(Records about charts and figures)
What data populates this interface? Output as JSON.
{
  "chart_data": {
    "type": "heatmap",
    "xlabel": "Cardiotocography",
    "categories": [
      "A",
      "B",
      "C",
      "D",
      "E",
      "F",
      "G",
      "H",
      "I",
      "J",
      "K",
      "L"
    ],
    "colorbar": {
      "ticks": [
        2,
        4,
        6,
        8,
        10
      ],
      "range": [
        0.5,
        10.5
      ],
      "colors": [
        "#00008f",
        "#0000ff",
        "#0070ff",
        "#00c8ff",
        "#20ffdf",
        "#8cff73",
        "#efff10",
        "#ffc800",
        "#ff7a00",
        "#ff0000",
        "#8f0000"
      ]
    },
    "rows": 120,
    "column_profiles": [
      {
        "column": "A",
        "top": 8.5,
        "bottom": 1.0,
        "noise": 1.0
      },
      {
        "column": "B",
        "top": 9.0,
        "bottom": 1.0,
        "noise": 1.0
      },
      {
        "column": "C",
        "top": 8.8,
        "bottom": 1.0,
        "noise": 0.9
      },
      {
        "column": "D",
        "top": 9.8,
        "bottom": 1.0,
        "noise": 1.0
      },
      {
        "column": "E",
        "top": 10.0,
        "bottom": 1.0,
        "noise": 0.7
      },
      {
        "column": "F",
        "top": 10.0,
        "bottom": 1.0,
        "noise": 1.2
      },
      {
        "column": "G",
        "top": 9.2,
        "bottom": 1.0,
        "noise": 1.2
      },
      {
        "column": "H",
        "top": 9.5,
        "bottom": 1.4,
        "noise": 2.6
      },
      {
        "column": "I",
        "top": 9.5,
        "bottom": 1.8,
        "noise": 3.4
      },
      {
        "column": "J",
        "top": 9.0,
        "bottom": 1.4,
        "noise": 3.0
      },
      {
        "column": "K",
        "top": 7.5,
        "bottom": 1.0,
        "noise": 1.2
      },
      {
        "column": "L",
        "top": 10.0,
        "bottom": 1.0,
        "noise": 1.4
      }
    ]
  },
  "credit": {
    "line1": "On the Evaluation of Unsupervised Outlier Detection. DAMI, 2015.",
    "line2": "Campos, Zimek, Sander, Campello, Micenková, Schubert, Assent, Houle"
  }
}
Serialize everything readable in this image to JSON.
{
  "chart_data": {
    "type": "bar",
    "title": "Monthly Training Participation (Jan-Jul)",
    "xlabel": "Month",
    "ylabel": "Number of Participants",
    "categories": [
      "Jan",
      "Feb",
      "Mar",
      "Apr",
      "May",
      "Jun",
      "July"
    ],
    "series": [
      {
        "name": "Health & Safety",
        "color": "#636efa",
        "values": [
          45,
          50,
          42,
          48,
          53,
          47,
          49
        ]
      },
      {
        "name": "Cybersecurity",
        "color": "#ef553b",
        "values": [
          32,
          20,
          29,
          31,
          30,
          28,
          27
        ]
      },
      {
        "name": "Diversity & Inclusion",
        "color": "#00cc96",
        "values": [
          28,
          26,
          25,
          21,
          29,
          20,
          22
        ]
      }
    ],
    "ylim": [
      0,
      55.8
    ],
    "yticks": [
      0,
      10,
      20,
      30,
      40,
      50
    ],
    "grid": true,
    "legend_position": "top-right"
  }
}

* **Aim of the exercise**
Faithfully copy every entry, leaving nothing out.

* **Answer to this task**
What data populates this interface? Output as JSON.
{
  "chart_data": {
    "type": "heatmap",
    "xlabel": "Cardiotocography",
    "categories": [
      "A",
      "B",
      "C",
      "D",
      "E",
      "F",
      "G",
      "H",
      "I",
      "J",
      "K",
      "L"
    ],
    "colorbar": {
      "ticks": [
        2,
        4,
        6,
        8,
        10
      ],
      "range": [
        0.5,
        10.5
      ],
      "colors": [
        "#00008f",
        "#0000ff",
        "#0070ff",
        "#00c8ff",
        "#20ffdf",
        "#8cff73",
        "#efff10",
        "#ffc800",
        "#ff7a00",
        "#ff0000",
        "#8f0000"
      ]
    },
    "rows": 120,
    "column_profiles": [
      {
        "column": "A",
        "top": 8.5,
        "bottom": 1.0,
        "noise": 1.0
      },
      {
        "column": "B",
        "top": 9.0,
        "bottom": 1.0,
        "noise": 1.0
      },
      {
        "column": "C",
        "top": 8.8,
        "bottom": 1.0,
        "noise": 0.9
      },
      {
        "column": "D",
        "top": 9.8,
        "bottom": 1.0,
        "noise": 1.0
      },
      {
        "column": "E",
        "top": 10.0,
        "bottom": 1.0,
        "noise": 0.7
      },
      {
        "column": "F",
        "top": 10.0,
        "bottom": 1.0,
        "noise": 1.2
      },
      {
        "column": "G",
        "top": 9.2,
        "bottom": 1.0,
        "noise": 1.2
      },
      {
        "column": "H",
        "top": 9.5,
        "bottom": 1.4,
        "noise": 2.6
      },
      {
        "column": "I",
        "top": 9.5,
        "bottom": 1.8,
        "noise": 3.4
      },
      {
        "column": "J",
        "top": 9.0,
        "bottom": 1.4,
        "noise": 3.0
      },
      {
        "column": "K",
        "top": 7.5,
        "bottom": 1.0,
        "noise": 1.2
      },
      {
        "column": "L",
        "top": 10.0,
        "bottom": 1.0,
        "noise": 1.4
      }
    ]
  },
  "credit": {
    "line1": "On the Evaluation of Unsupervised Outlier Detection. DAMI, 2015.",
    "line2": "Campos, Zimek, Sander, Campello, Micenková, Schubert, Assent, Houle"
  }
}
Serialize everything readable in this image to JSON.
{
  "chart_data": {
    "type": "bar",
    "title": "Monthly Training Participation (Jan-Jul)",
    "xlabel": "Month",
    "ylabel": "Number of Participants",
    "categories": [
      "Jan",
      "Feb",
      "Mar",
      "Apr",
      "May",
      "Jun",
      "July"
    ],
    "series": [
      {
        "name": "Health & Safety",
        "color": "#636efa",
        "values": [
          45,
          50,
          42,
          48,
          53,
          47,
          49
        ]
      },
      {
        "name": "Cybersecurity",
        "color": "#ef553b",
        "values": [
          32,
          20,
          29,
          31,
          30,
          28,
          27
        ]
      },
      {
        "name": "Diversity & Inclusion",
        "color": "#00cc96",
        "values": [
          28,
          26,
          25,
          21,
          29,
          20,
          22
        ]
      }
    ],
    "ylim": [
      0,
      55.8
    ],
    "yticks": [
      0,
      10,
      20,
      30,
      40,
      50
    ],
    "grid": true,
    "legend_position": "top-right"
  }
}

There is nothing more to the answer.